→ **GIVEN PROBLEM**
Output the lines that follow exactly as they are.

____

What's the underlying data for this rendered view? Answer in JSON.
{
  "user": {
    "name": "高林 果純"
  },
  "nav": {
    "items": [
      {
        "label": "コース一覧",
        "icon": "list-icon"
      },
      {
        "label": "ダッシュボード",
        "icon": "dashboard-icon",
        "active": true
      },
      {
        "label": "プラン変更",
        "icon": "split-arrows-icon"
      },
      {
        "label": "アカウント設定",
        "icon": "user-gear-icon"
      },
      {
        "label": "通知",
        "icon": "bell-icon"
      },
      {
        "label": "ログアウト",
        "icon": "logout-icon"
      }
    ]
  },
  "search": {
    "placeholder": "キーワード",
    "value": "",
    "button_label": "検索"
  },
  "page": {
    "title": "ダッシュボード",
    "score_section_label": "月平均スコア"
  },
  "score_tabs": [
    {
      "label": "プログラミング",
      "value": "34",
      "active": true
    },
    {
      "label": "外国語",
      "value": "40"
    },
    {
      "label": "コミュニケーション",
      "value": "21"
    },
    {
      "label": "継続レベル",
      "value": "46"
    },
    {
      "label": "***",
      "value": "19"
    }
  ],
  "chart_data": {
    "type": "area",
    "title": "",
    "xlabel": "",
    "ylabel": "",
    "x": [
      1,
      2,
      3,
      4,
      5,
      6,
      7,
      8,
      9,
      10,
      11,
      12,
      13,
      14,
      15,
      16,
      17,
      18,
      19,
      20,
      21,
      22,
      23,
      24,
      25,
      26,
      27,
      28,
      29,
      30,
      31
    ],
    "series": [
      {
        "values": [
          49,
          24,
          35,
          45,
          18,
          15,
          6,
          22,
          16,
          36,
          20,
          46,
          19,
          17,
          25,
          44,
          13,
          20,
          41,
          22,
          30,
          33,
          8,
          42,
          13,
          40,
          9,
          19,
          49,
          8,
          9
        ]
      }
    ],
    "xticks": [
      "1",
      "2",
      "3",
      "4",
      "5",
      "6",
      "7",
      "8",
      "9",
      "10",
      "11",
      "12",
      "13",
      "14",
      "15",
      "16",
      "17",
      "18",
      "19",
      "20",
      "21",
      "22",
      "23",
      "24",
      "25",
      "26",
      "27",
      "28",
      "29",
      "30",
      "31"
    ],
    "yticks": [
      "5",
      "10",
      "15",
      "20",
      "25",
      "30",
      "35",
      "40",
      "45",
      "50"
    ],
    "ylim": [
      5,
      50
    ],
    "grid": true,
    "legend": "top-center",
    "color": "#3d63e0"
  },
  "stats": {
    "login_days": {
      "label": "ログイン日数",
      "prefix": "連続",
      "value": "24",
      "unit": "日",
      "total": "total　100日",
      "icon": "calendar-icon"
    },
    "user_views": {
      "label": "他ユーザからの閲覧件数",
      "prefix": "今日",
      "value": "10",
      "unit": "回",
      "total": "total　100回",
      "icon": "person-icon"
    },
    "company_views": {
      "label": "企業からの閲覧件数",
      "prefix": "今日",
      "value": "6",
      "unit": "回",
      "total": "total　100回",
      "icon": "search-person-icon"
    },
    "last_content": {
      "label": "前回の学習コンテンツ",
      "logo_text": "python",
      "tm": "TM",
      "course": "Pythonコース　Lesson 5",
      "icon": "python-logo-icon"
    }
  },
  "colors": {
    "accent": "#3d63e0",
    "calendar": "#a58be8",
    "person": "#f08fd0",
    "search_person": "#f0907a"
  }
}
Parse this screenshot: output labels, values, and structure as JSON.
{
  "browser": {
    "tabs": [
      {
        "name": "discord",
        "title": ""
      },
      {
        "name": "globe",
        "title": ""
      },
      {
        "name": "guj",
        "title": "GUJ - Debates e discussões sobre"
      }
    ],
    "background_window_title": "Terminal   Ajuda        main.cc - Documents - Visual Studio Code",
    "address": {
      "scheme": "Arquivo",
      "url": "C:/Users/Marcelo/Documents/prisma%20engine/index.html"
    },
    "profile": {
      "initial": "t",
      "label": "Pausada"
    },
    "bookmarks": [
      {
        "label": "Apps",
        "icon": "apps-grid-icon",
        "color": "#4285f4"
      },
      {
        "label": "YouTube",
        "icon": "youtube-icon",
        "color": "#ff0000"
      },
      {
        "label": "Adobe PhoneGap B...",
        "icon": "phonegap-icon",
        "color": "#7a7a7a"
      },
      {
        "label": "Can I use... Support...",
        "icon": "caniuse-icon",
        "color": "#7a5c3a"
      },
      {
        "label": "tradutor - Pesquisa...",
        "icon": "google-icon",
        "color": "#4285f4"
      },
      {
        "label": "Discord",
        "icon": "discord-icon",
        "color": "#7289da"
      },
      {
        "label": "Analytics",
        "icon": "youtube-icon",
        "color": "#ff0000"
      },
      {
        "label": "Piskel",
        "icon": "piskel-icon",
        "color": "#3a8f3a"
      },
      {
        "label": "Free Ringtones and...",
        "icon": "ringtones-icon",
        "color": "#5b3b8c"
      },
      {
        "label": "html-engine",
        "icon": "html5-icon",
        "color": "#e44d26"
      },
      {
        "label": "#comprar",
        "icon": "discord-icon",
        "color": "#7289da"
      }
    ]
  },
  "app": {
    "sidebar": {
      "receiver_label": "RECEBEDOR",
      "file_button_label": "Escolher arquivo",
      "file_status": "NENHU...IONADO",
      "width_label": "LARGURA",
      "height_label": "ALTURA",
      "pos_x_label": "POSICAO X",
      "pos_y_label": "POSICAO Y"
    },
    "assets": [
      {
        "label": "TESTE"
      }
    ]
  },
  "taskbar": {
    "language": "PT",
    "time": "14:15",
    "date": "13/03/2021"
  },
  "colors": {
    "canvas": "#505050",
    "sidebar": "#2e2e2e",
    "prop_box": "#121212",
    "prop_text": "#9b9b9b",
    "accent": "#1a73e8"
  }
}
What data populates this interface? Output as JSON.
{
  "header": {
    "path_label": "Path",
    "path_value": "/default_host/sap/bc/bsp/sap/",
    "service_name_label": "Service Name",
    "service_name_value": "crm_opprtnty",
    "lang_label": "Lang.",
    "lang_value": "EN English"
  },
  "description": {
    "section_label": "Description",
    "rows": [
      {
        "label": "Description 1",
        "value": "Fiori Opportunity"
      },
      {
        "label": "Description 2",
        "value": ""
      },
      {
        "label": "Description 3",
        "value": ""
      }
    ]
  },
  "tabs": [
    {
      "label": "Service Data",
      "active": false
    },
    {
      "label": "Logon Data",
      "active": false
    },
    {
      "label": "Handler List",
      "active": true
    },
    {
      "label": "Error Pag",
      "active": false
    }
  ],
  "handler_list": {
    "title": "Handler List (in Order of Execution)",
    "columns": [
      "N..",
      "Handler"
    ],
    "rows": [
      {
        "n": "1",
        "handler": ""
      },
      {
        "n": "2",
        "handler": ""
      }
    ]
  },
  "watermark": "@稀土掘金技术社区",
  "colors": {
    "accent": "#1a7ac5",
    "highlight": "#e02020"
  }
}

____

→ **SOLUTION TO THE PROBLEM**
What's the underlying data for this rendered view? Answer in JSON.
{
  "user": {
    "name": "高林 果純"
  },
  "nav": {
    "items": [
      {
        "label": "コース一覧",
        "icon": "list-icon"
      },
      {
        "label": "ダッシュボード",
        "icon": "dashboard-icon",
        "active": true
      },
      {
        "label": "プラン変更",
        "icon": "split-arrows-icon"
      },
      {
        "label": "アカウント設定",
        "icon": "user-gear-icon"
      },
      {
        "label": "通知",
        "icon": "bell-icon"
      },
      {
        "label": "ログアウト",
        "icon": "logout-icon"
      }
    ]
  },
  "search": {
    "placeholder": "キーワード",
    "value": "",
    "button_label": "検索"
  },
  "page": {
    "title": "ダッシュボード",
    "score_section_label": "月平均スコア"
  },
  "score_tabs": [
    {
      "label": "プログラミング",
      "value": "34",
      "active": true
    },
    {
      "label": "外国語",
      "value": "40"
    },
    {
      "label": "コミュニケーション",
      "value": "21"
    },
    {
      "label": "継続レベル",
      "value": "46"
    },
    {
      "label": "***",
      "value": "19"
    }
  ],
  "chart_data": {
    "type": "area",
    "title": "",
    "xlabel": "",
    "ylabel": "",
    "x": [
      1,
      2,
      3,
      4,
      5,
      6,
      7,
      8,
      9,
      10,
      11,
      12,
      13,
      14,
      15,
      16,
      17,
      18,
      19,
      20,
      21,
      22,
      23,
      24,
      25,
      26,
      27,
      28,
      29,
      30,
      31
    ],
    "series": [
      {
        "values": [
          49,
          24,
          35,
          45,
          18,
          15,
          6,
          22,
          16,
          36,
          20,
          46,
          19,
          17,
          25,
          44,
          13,
          20,
          41,
          22,
          30,
          33,
          8,
          42,
          13,
          40,
          9,
          19,
          49,
          8,
          9
        ]
      }
    ],
    "xticks": [
      "1",
      "2",
      "3",
      "4",
      "5",
      "6",
      "7",
      "8",
      "9",
      "10",
      "11",
      "12",
      "13",
      "14",
      "15",
      "16",
      "17",
      "18",
      "19",
      "20",
      "21",
      "22",
      "23",
      "24",
      "25",
      "26",
      "27",
      "28",
      "29",
      "30",
      "31"
    ],
    "yticks": [
      "5",
      "10",
      "15",
      "20",
      "25",
      "30",
      "35",
      "40",
      "45",
      "50"
    ],
    "ylim": [
      5,
      50
    ],
    "grid": true,
    "legend": "top-center",
    "color": "#3d63e0"
  },
  "stats": {
    "login_days": {
      "label": "ログイン日数",
      "prefix": "連続",
      "value": "24",
      "unit": "日",
      "total": "total　100日",
      "icon": "calendar-icon"
    },
    "user_views": {
      "label": "他ユーザからの閲覧件数",
      "prefix": "今日",
      "value": "10",
      "unit": "回",
      "total": "total　100回",
      "icon": "person-icon"
    },
    "company_views": {
      "label": "企業からの閲覧件数",
      "prefix": "今日",
      "value": "6",
      "unit": "回",
      "total": "total　100回",
      "icon": "search-person-icon"
    },
    "last_content": {
      "label": "前回の学習コンテンツ",
      "logo_text": "python",
      "tm": "TM",
      "course": "Pythonコース　Lesson 5",
      "icon": "python-logo-icon"
    }
  },
  "colors": {
    "accent": "#3d63e0",
    "calendar": "#a58be8",
    "person": "#f08fd0",
    "search_person": "#f0907a"
  }
}
Parse this screenshot: output labels, values, and structure as JSON.
{
  "browser": {
    "tabs": [
      {
        "name": "discord",
        "title": ""
      },
      {
        "name": "globe",
        "title": ""
      },
      {
        "name": "guj",
        "title": "GUJ - Debates e discussões sobre"
      }
    ],
    "background_window_title": "Terminal   Ajuda        main.cc - Documents - Visual Studio Code",
    "address": {
      "scheme": "Arquivo",
      "url": "C:/Users/Marcelo/Documents/prisma%20engine/index.html"
    },
    "profile": {
      "initial": "t",
      "label": "Pausada"
    },
    "bookmarks": [
      {
        "label": "Apps",
        "icon": "apps-grid-icon",
        "color": "#4285f4"
      },
      {
        "label": "YouTube",
        "icon": "youtube-icon",
        "color": "#ff0000"
      },
      {
        "label": "Adobe PhoneGap B...",
        "icon": "phonegap-icon",
        "color": "#7a7a7a"
      },
      {
        "label": "Can I use... Support...",
        "icon": "caniuse-icon",
        "color": "#7a5c3a"
      },
      {
        "label": "tradutor - Pesquisa...",
        "icon": "google-icon",
        "color": "#4285f4"
      },
      {
        "label": "Discord",
        "icon": "discord-icon",
        "color": "#7289da"
      },
      {
        "label": "Analytics",
        "icon": "youtube-icon",
        "color": "#ff0000"
      },
      {
        "label": "Piskel",
        "icon": "piskel-icon",
        "color": "#3a8f3a"
      },
      {
        "label": "Free Ringtones and...",
        "icon": "ringtones-icon",
        "color": "#5b3b8c"
      },
      {
        "label": "html-engine",
        "icon": "html5-icon",
        "color": "#e44d26"
      },
      {
        "label": "#comprar",
        "icon": "discord-icon",
        "color": "#7289da"
      }
    ]
  },
  "app": {
    "sidebar": {
      "receiver_label": "RECEBEDOR",
      "file_button_label": "Escolher arquivo",
      "file_status": "NENHU...IONADO",
      "width_label": "LARGURA",
      "height_label": "ALTURA",
      "pos_x_label": "POSICAO X",
      "pos_y_label": "POSICAO Y"
    },
    "assets": [
      {
        "label": "TESTE"
      }
    ]
  },
  "taskbar": {
    "language": "PT",
    "time": "14:15",
    "date": "13/03/2021"
  },
  "colors": {
    "canvas": "#505050",
    "sidebar": "#2e2e2e",
    "prop_box": "#121212",
    "prop_text": "#9b9b9b",
    "accent": "#1a73e8"
  }
}
What data populates this interface? Output as JSON.
{
  "header": {
    "path_label": "Path",
    "path_value": "/default_host/sap/bc/bsp/sap/",
    "service_name_label": "Service Name",
    "service_name_value": "crm_opprtnty",
    "lang_label": "Lang.",
    "lang_value": "EN English"
  },
  "description": {
    "section_label": "Description",
    "rows": [
      {
        "label": "Description 1",
        "value": "Fiori Opportunity"
      },
      {
        "label": "Description 2",
        "value": ""
      },
      {
        "label": "Description 3",
        "value": ""
      }
    ]
  },
  "tabs": [
    {
      "label": "Service Data",
      "active": false
    },
    {
      "label": "Logon Data",
      "active": false
    },
    {
      "label": "Handler List",
      "active": true
    },
    {
      "label": "Error Pag",
      "active": false
    }
  ],
  "handler_list": {
    "title": "Handler List (in Order of Execution)",
    "columns": [
      "N..",
      "Handler"
    ],
    "rows": [
      {
        "n": "1",
        "handler": ""
      },
      {
        "n": "2",
        "handler": ""
      }
    ]
  },
  "watermark": "@稀土掘金技术社区",
  "colors": {
    "accent": "#1a7ac5",
    "highlight": "#e02020"
  }
}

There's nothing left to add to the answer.